Instructions to follow: Gather all lines containing the string "Изображение" and copy them out.

— start Data shown —

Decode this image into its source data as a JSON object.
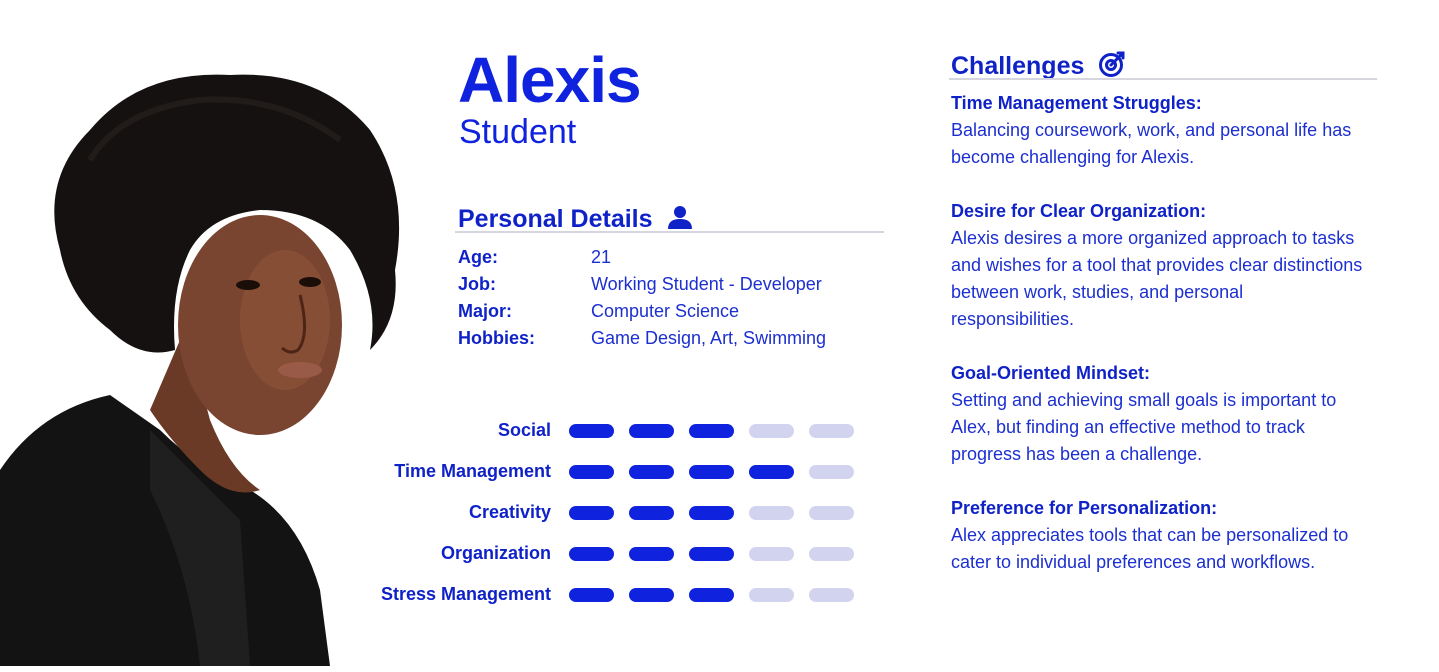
{
  "persona": {
    "name": "Alexis",
    "role": "Student"
  },
  "personal_details": {
    "heading": "Personal Details",
    "icon": "user-icon",
    "rows": [
      {
        "label": "Age:",
        "value": "21"
      },
      {
        "label": "Job:",
        "value": "Working Student - Developer"
      },
      {
        "label": "Major:",
        "value": "Computer Science"
      },
      {
        "label": "Hobbies:",
        "value": "Game Design, Art, Swimming"
      }
    ]
  },
  "skills": {
    "max": 5,
    "items": [
      {
        "label": "Social",
        "level": 3
      },
      {
        "label": "Time Management",
        "level": 4
      },
      {
        "label": "Creativity",
        "level": 3
      },
      {
        "label": "Organization",
        "level": 3
      },
      {
        "label": "Stress Management",
        "level": 3
      }
    ]
  },
  "challenges": {
    "heading": "Challenges",
    "icon": "target-icon",
    "items": [
      {
        "title": "Time Management Struggles:",
        "body": "Balancing coursework, work, and personal life has become challenging for Alexis."
      },
      {
        "title": "Desire for Clear Organization:",
        "body": "Alexis desires a more organized approach to tasks and wishes for a tool that provides clear distinctions between work, studies, and personal responsibilities."
      },
      {
        "title": "Goal-Oriented Mindset:",
        "body": "Setting and achieving small goals is important to Alex, but finding an effective method to track progress has been a challenge."
      },
      {
        "title": "Preference for Personalization:",
        "body": "Alex appreciates tools that can be personalized to cater to individual preferences and workflows."
      }
    ]
  },
  "colors": {
    "accent": "#0f22dd",
    "pill_off": "#d2d4ef",
    "rule": "#d5d6de"
  }
}
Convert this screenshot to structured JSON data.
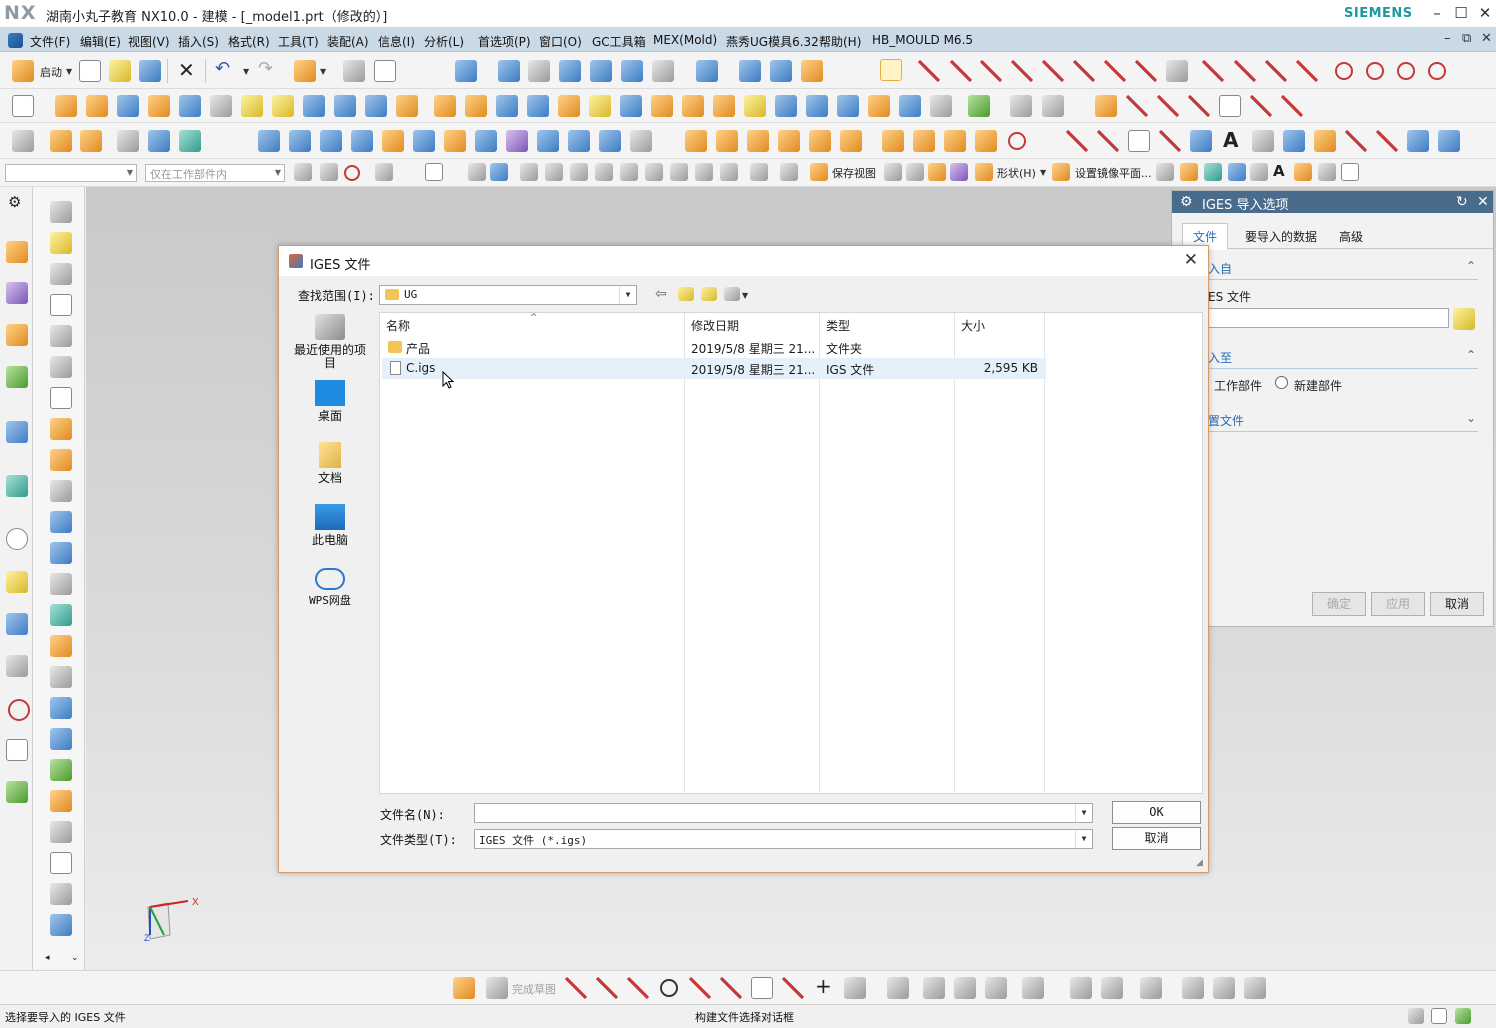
{
  "window": {
    "logo": "NX",
    "title": "湖南小丸子教育 NX10.0 - 建模 - [_model1.prt（修改的）]",
    "brand": "SIEMENS",
    "minimize": "–",
    "maximize": "☐",
    "close": "✕"
  },
  "menu": {
    "items": [
      "文件(F)",
      "编辑(E)",
      "视图(V)",
      "插入(S)",
      "格式(R)",
      "工具(T)",
      "装配(A)",
      "信息(I)",
      "分析(L)",
      "首选项(P)",
      "窗口(O)",
      "GC工具箱",
      "MEX(Mold)",
      "燕秀UG模具6.32",
      "帮助(H)",
      "HB_MOULD M6.5"
    ],
    "mdi_min": "–",
    "mdi_restore": "⧉",
    "mdi_close": "✕"
  },
  "toolbar": {
    "start_label": "启动",
    "filter_combo": "",
    "scope_combo": "仅在工作部件内",
    "save_view": "保存视图",
    "shape_menu": "形状(H)",
    "mirror_plane": "设置镜像平面..."
  },
  "iges_panel": {
    "title": "IGES 导入选项",
    "tabs": [
      "文件",
      "要导入的数据",
      "高级"
    ],
    "section_import_from": "入自",
    "iges_file_label": "ES 文件",
    "section_import_to": "入至",
    "opt_work_part": "工作部件",
    "opt_new_part": "新建部件",
    "section_settings": "置文件",
    "btn_ok": "确定",
    "btn_apply": "应用",
    "btn_cancel": "取消"
  },
  "file_dialog": {
    "title": "IGES 文件",
    "look_in_label": "查找范围(I):",
    "look_in_value": "UG",
    "places": [
      "最近使用的项目",
      "桌面",
      "文档",
      "此电脑",
      "WPS网盘"
    ],
    "columns": [
      "名称",
      "修改日期",
      "类型",
      "大小"
    ],
    "rows": [
      {
        "name": "产品",
        "date": "2019/5/8 星期三 21...",
        "type": "文件夹",
        "size": ""
      },
      {
        "name": "C.igs",
        "date": "2019/5/8 星期三 21...",
        "type": "IGS 文件",
        "size": "2,595 KB"
      }
    ],
    "filename_label": "文件名(N):",
    "filename_value": "",
    "filetype_label": "文件类型(T):",
    "filetype_value": "IGES 文件 (*.igs)",
    "ok": "OK",
    "cancel": "取消"
  },
  "bottom_toolbar": {
    "finish_sketch": "完成草图"
  },
  "status": {
    "left": "选择要导入的 IGES 文件",
    "center": "构建文件选择对话框"
  },
  "colors": {
    "menubar": "#c9d9e6",
    "panel_header": "#4a6c8c",
    "accent_blue": "#2a6db5",
    "siemens_teal": "#1a9aa0",
    "dialog_border": "#d49a68"
  }
}
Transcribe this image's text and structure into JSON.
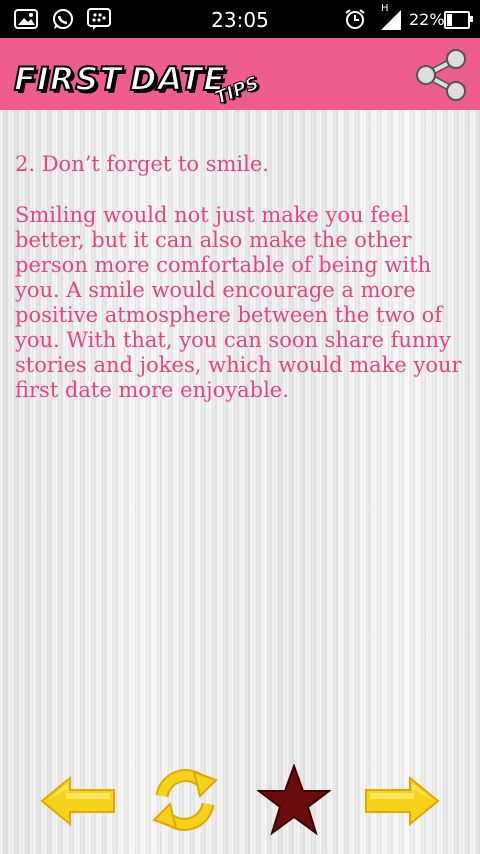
{
  "status_bar": {
    "time": "23:05",
    "network": "H",
    "battery": "22%",
    "icons": [
      "gallery-icon",
      "whatsapp-icon",
      "bbm-icon",
      "alarm-icon",
      "signal-icon",
      "battery-icon"
    ]
  },
  "app_bar": {
    "title_word1": "FIRST",
    "title_word2": "DATE",
    "title_tag": "TIPS",
    "share_icon": "share-icon",
    "color": "#ef5d8e"
  },
  "tip": {
    "title": "2. Don’t forget to smile.",
    "body": "Smiling would not just make you feel better, but it can also make the other person more comfortable of being with you. A smile would encourage a more positive atmosphere between the two of you. With that, you can soon share funny stories and jokes, which would make your first date more enjoyable.",
    "text_color": "#e4457f"
  },
  "bottom_bar": {
    "buttons": [
      "previous-arrow-icon",
      "refresh-icon",
      "favorite-star-icon",
      "next-arrow-icon"
    ],
    "arrow_color": "#f7d21a",
    "star_color": "#6b0d0d"
  }
}
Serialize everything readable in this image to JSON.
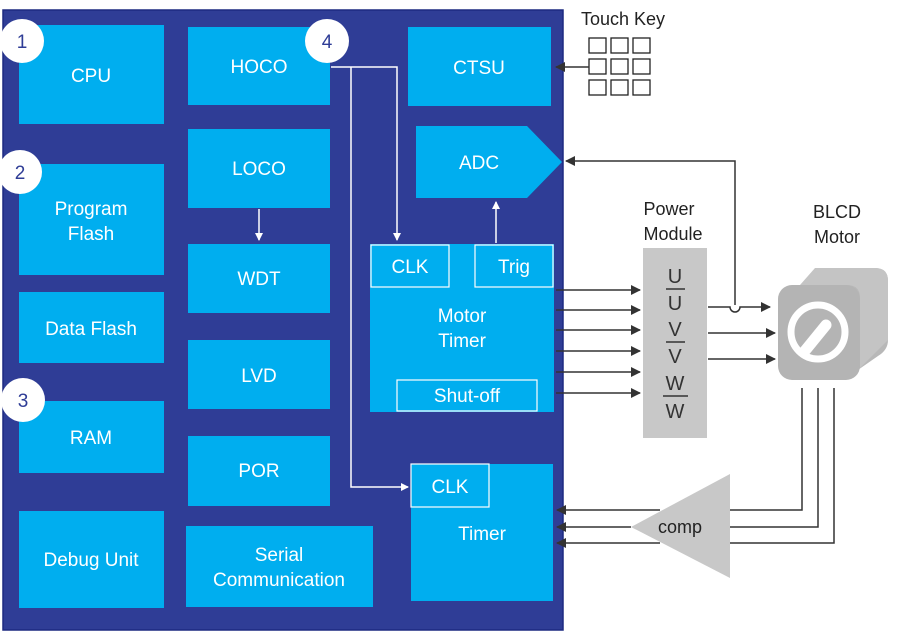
{
  "badges": [
    "1",
    "2",
    "3",
    "4"
  ],
  "blocks": {
    "cpu": "CPU",
    "program_flash": [
      "Program",
      "Flash"
    ],
    "data_flash": "Data Flash",
    "ram": "RAM",
    "debug_unit": "Debug Unit",
    "hoco": "HOCO",
    "loco": "LOCO",
    "wdt": "WDT",
    "lvd": "LVD",
    "por": "POR",
    "serial_communication": [
      "Serial",
      "Communication"
    ],
    "ctsu": "CTSU",
    "adc": "ADC",
    "motor_timer": {
      "title": [
        "Motor",
        "Timer"
      ],
      "clk": "CLK",
      "trig": "Trig",
      "shutoff": "Shut-off"
    },
    "timer": {
      "title": "Timer",
      "clk": "CLK"
    }
  },
  "external": {
    "touch_key": "Touch Key",
    "power_module": {
      "title": [
        "Power",
        "Module"
      ],
      "phases": [
        "U",
        "U",
        "V",
        "V",
        "W",
        "W"
      ]
    },
    "motor": [
      "BLCD",
      "Motor"
    ],
    "comparator": "comp"
  },
  "colors": {
    "chip_bg": "#2f3d96",
    "block": "#00aeef",
    "power_module": "#c8c8c8"
  }
}
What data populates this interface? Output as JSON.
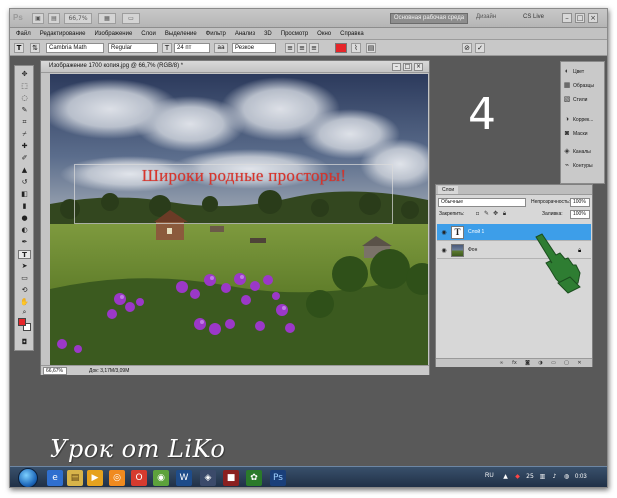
{
  "app": {
    "logo": "Ps",
    "zoom_label": "66,7%",
    "workspace_button": "Основная рабочая среда",
    "design_link": "Дизайн",
    "cs_live": "CS Live"
  },
  "menu": [
    "Файл",
    "Редактирование",
    "Изображение",
    "Слои",
    "Выделение",
    "Фильтр",
    "Анализ",
    "3D",
    "Просмотр",
    "Окно",
    "Справка"
  ],
  "options": {
    "font_family": "Cambria Math",
    "font_style": "Regular",
    "font_size": "24 пт",
    "antialias_label": "аа",
    "antialias": "Резкое",
    "text_color": "#e6262a"
  },
  "document": {
    "title": "Изображение 1700 копия.jpg @ 66,7% (RGB/8) *",
    "image_text": "Широки родные просторы!",
    "status_zoom": "66,67%",
    "status_size": "Док: 3,17M/3,09M"
  },
  "annotation": {
    "step_number": "4",
    "signature": "Урок от LiKo"
  },
  "dock": [
    "Цвет",
    "Образцы",
    "Стили",
    "Коррек...",
    "Маски",
    "Каналы",
    "Контуры"
  ],
  "layers_panel": {
    "tab": "Слои",
    "blend_mode": "Обычные",
    "opacity_label": "Непрозрачность:",
    "opacity": "100%",
    "lock_label": "Закрепить:",
    "fill_label": "Заливка:",
    "fill": "100%",
    "layers": [
      {
        "name": "Слой 1",
        "thumb": "T",
        "selected": true
      },
      {
        "name": "Фон",
        "thumb": "",
        "selected": false
      }
    ]
  },
  "taskbar": {
    "lang": "RU",
    "time": "0:03",
    "tray_number": "25"
  }
}
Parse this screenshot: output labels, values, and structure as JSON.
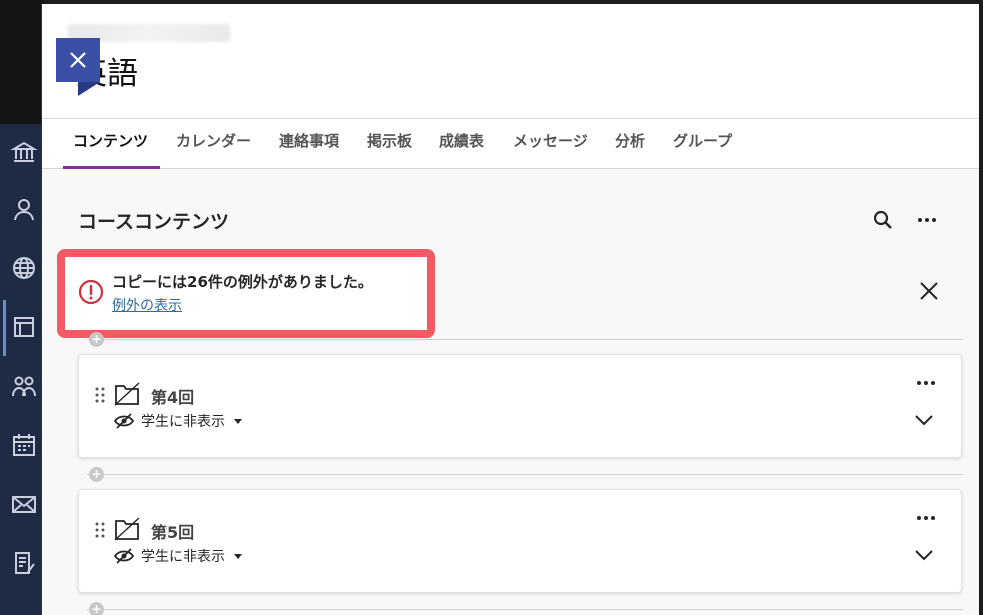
{
  "course": {
    "title": "英語"
  },
  "tabs": [
    {
      "label": "コンテンツ",
      "active": true
    },
    {
      "label": "カレンダー"
    },
    {
      "label": "連絡事項"
    },
    {
      "label": "掲示板"
    },
    {
      "label": "成績表"
    },
    {
      "label": "メッセージ"
    },
    {
      "label": "分析"
    },
    {
      "label": "グループ"
    }
  ],
  "content": {
    "section_title": "コースコンテンツ",
    "alert": {
      "message": "コピーには26件の例外がありました。",
      "link": "例外の表示"
    },
    "items": [
      {
        "title": "第4回",
        "visibility": "学生に非表示"
      },
      {
        "title": "第5回",
        "visibility": "学生に非表示"
      }
    ]
  },
  "colors": {
    "accent": "#8a2ba0",
    "close_button": "#3b4fa6",
    "alert_highlight": "#f25b63",
    "alert_icon": "#c8313d",
    "link": "#2d6aa8",
    "nav_bg": "#1f2a44"
  },
  "icons": {
    "nav": [
      "institution-icon",
      "profile-icon",
      "globe-icon",
      "courses-icon",
      "groups-icon",
      "calendar-icon",
      "mail-icon",
      "grades-icon"
    ],
    "item": [
      "drag-handle-icon",
      "folder-icon",
      "hidden-eye-icon",
      "chevron-down-icon",
      "more-icon"
    ]
  }
}
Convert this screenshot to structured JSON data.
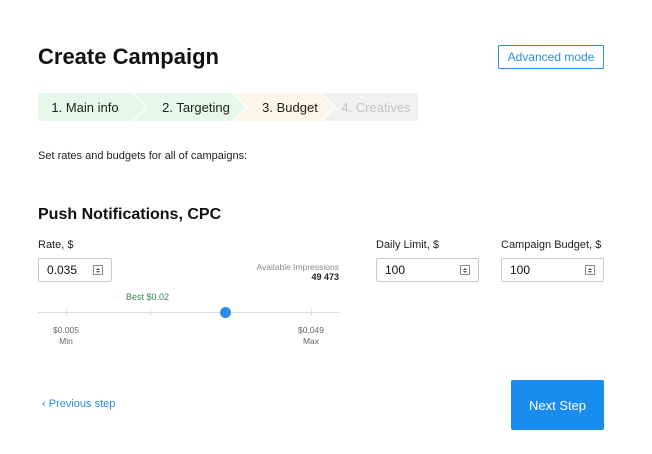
{
  "page": {
    "title": "Create Campaign",
    "advanced_mode_label": "Advanced mode"
  },
  "steps": [
    {
      "label": "1. Main info",
      "state": "done"
    },
    {
      "label": "2. Targeting",
      "state": "done"
    },
    {
      "label": "3. Budget",
      "state": "current"
    },
    {
      "label": "4. Creatives",
      "state": "disabled"
    }
  ],
  "description": "Set rates and budgets for all of campaigns:",
  "section": {
    "title": "Push Notifications, CPC",
    "rate": {
      "label": "Rate, $",
      "value": "0.035"
    },
    "daily_limit": {
      "label": "Daily Limit, $",
      "value": "100"
    },
    "campaign_budget": {
      "label": "Campaign Budget, $",
      "value": "100"
    },
    "impressions": {
      "label": "Available Impressions",
      "value": "49 473"
    },
    "slider": {
      "best_label": "Best $0.02",
      "min_value": "$0.005",
      "min_label": "Min",
      "max_value": "$0.049",
      "max_label": "Max",
      "fraction": 0.65
    }
  },
  "footer": {
    "prev_label": "Previous step",
    "next_label": "Next Step"
  },
  "colors": {
    "accent": "#2d8ce6",
    "done_step": "#e4f8ec",
    "current_step": "#fdf6e8",
    "best": "#2e8a4f"
  },
  "icons": {
    "prev": "chevron-left-icon",
    "spinner": "spinner-arrows-icon"
  }
}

— end Data shown —

Task solution:
    "Изображение",
    "title": "Изображение 1700 копия.jpg @ 66,7% (RGB/8) *",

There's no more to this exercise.